>> START Supplied data

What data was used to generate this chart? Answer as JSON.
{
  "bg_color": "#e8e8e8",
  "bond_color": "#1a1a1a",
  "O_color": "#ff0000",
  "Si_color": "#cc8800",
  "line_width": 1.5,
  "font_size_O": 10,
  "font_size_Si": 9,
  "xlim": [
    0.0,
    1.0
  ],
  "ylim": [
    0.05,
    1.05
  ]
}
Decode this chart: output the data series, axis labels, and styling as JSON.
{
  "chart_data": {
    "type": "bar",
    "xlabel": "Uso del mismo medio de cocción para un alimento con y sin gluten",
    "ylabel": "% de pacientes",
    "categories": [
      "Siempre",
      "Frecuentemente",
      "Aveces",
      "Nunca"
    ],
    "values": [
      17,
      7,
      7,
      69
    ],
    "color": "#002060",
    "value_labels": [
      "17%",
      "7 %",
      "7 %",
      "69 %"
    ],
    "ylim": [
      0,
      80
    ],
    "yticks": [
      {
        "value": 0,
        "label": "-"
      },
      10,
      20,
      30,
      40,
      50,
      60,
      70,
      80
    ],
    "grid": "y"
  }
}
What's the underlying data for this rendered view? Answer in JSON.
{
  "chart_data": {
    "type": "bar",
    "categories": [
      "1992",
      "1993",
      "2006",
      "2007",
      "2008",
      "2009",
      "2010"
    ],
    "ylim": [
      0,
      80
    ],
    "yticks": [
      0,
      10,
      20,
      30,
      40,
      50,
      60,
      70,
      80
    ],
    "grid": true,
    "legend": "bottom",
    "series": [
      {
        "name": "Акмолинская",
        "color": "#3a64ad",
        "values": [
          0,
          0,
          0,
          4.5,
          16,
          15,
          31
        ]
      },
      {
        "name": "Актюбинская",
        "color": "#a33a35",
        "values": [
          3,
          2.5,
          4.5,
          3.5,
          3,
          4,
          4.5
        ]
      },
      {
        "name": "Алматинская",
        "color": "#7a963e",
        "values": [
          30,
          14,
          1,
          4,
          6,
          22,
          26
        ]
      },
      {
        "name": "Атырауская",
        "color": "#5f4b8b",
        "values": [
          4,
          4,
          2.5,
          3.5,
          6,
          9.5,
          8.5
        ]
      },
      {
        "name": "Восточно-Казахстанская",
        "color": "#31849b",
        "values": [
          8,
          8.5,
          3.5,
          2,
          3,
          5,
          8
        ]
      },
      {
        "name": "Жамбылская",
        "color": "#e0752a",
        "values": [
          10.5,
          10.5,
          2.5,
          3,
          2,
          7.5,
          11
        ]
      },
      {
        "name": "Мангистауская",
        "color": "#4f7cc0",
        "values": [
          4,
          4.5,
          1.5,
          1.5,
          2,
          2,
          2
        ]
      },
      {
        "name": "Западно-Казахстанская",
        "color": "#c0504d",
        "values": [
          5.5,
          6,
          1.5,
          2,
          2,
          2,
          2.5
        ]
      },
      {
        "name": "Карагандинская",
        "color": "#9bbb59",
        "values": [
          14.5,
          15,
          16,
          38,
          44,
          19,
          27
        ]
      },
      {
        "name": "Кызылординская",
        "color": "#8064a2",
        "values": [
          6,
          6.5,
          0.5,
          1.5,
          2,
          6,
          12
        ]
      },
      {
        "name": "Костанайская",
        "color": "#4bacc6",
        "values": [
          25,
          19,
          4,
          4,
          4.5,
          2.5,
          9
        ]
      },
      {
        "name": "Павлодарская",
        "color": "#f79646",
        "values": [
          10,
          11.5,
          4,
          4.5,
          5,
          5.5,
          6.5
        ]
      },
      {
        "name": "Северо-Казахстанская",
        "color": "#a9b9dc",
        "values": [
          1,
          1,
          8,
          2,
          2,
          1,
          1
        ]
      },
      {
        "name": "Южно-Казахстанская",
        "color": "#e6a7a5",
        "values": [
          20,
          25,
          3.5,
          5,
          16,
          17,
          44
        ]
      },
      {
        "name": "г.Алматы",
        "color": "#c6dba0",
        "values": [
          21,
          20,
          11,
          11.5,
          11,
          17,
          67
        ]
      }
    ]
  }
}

>> END Supplied data

> _Exercise aim_
From the entries above, return each line with the word "What" in it.

> _Exercise answer_
What data was used to generate this chart? Answer as JSON.
What's the underlying data for this rendered view? Answer in JSON.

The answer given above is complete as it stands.